Le soutien financier de la “UK Border Force” a été important, mais Monsieur Decaluwé plaide pour une meilleure coopération entre les services français, britanniques et belges. Il demande des contrôles quotidiens, notamment sur la ligne de bus Dunkerque – La Panne, qui suscite des inquiétudes. La ministre belge de l’Asile et de la Migration, Van Bossuyt, annonce des contrôles d’entrée supplémentaires cet été, notamment sur cette ligne de bus.

Le chef de corps de la zone de police de la côte ouest, Nicholas Paelinck, demande également un soutien fédéral accru. Son équipe effectue des contrôles quotidiens, mais il souhaite que des actions soient menées plus en amont, notamment sur les liaisons ferroviaires Bruxelles-Adinkerke et Bruxelles-Ostende.


A lire 

Myria - Centre fédéral Migration - a publié un numéro de sa série MyriaDoc en se consacrant à la migration de transit sur la Belgique.

Publication MyriaDoc 10 (BE) “La Belgique, une étape vers le Royaume-Uni” (2020) : https://www.myria.be/fr/publications/myriadoc-10-migration-de-transit 

Un appui essentiel à Tournai pour les personnes en transit

Au cœur de Tournai, le Plateforme pour l’Interculturalité (PIT) offre depuis 2021 un espace de répit pour les personnes exilées en transit. Cinq jours par semaine, celles-ci peuvent y trouver un peu de repos, de la nourriture, un endroit pour charger leur téléphone ou encore faire une lessive. Mais l’aide ne s’arrête pas là : le “réPIT” propose également un accompagnement social, juridique ou médical.

### Liste des données

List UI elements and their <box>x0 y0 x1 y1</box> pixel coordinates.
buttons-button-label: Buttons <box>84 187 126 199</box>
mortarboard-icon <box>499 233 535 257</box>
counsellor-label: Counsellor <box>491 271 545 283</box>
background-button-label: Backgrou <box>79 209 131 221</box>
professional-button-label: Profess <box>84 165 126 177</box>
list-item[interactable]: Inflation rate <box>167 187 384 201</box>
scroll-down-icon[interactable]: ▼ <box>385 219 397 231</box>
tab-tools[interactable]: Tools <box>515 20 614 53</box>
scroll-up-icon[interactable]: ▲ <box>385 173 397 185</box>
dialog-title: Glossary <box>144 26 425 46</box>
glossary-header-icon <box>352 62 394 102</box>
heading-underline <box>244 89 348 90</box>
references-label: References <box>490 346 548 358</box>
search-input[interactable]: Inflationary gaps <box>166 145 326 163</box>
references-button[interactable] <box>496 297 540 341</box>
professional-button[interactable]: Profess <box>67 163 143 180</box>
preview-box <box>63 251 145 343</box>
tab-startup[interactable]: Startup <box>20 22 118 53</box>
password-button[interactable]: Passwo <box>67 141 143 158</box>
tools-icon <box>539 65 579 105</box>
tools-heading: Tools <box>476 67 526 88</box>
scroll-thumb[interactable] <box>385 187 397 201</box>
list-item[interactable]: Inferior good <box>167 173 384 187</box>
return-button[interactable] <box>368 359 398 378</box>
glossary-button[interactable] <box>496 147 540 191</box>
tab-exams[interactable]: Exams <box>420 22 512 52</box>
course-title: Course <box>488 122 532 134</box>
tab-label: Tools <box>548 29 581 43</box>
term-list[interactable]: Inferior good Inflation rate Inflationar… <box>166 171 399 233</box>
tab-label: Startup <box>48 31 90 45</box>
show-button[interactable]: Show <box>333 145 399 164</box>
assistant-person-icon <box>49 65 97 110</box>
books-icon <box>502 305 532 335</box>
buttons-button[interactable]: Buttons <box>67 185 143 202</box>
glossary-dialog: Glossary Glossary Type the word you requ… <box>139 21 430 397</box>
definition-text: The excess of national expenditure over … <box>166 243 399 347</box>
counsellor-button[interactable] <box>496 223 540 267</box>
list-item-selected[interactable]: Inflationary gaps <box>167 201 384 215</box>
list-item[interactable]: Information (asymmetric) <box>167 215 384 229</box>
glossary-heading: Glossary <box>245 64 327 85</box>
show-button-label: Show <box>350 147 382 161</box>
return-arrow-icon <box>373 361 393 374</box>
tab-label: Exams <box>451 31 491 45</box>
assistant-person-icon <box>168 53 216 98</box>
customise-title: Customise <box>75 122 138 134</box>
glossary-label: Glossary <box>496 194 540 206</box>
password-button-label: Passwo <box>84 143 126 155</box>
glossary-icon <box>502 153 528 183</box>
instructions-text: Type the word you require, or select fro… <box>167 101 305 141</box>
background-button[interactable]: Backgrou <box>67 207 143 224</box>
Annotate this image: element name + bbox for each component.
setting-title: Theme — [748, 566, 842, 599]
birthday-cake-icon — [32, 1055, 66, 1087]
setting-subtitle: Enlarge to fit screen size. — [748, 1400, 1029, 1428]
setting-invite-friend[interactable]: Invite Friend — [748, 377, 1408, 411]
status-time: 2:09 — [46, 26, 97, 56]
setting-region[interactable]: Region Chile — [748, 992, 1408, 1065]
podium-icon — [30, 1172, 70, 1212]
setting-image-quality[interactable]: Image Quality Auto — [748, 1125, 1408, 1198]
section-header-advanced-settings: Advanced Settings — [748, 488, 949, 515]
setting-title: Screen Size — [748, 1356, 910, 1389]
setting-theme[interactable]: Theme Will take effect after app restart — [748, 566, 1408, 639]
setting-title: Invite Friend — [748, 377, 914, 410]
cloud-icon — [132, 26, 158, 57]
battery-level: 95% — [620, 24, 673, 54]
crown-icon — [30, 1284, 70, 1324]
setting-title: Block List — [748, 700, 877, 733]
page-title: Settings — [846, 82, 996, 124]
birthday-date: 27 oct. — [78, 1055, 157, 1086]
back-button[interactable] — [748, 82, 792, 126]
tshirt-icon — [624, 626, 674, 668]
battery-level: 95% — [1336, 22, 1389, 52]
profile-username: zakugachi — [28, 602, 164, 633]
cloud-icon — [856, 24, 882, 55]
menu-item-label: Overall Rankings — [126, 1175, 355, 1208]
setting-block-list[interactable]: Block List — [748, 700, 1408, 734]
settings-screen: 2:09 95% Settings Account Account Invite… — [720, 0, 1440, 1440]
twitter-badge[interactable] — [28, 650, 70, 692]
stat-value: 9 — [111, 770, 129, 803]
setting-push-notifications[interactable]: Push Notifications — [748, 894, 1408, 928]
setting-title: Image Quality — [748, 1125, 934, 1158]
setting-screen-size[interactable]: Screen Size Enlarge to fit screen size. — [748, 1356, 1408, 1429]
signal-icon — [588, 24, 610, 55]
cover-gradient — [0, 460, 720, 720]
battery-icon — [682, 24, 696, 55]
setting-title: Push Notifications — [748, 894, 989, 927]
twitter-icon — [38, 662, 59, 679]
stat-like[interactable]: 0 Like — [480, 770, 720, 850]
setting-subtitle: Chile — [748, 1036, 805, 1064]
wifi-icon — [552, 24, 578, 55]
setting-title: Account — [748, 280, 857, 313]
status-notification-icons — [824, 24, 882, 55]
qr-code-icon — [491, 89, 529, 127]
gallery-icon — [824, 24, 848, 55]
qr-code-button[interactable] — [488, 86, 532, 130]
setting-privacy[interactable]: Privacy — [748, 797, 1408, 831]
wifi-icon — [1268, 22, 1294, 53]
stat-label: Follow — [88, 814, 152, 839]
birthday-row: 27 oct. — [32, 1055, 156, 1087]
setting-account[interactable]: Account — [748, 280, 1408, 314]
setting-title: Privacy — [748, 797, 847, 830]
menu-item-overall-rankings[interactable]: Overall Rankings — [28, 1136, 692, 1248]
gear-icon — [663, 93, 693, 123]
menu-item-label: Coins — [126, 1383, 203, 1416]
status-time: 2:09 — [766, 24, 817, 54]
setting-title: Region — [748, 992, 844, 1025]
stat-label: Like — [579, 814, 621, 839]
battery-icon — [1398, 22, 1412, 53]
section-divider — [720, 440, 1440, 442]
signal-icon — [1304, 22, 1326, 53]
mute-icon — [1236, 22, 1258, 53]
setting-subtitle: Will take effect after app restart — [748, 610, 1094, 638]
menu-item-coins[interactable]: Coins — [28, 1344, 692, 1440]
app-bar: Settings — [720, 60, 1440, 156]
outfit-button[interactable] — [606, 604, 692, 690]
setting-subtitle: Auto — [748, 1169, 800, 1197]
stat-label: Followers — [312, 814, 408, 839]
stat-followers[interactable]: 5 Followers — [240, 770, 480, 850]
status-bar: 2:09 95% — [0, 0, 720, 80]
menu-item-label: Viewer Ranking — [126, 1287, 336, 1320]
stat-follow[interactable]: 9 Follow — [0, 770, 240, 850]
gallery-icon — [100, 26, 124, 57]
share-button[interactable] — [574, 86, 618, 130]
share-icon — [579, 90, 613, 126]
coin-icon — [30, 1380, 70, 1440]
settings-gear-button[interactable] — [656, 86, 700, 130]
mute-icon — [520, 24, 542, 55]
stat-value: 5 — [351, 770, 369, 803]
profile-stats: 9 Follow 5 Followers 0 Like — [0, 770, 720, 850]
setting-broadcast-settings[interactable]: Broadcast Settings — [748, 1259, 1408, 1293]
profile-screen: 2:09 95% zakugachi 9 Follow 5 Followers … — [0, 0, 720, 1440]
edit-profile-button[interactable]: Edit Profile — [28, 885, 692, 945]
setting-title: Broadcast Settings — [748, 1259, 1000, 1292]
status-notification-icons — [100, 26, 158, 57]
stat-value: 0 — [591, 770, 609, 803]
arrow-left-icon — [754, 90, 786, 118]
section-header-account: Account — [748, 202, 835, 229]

### Consigne
Modifiez le passage du texte allant de « Au cœur de Tournai, le » jusqu'à « juridique ou médical. » inclus, en remplaçant « Cinq » par « Six ». Les items ne proviennent pas de la même source que le texte.

### Corrigé
Au cœur de Tournai, le Plateforme pour l’Interculturalité (PIT) offre depuis 2021 un espace de répit pour les personnes exilées en transit. Six jours par semaine, celles-ci peuvent y trouver un peu de repos, de la nourriture, un endroit pour charger leur téléphone ou encore faire une lessive. Mais l’aide ne s’arrête pas là : le “réPIT” propose également un accompagnement social, juridique ou médical.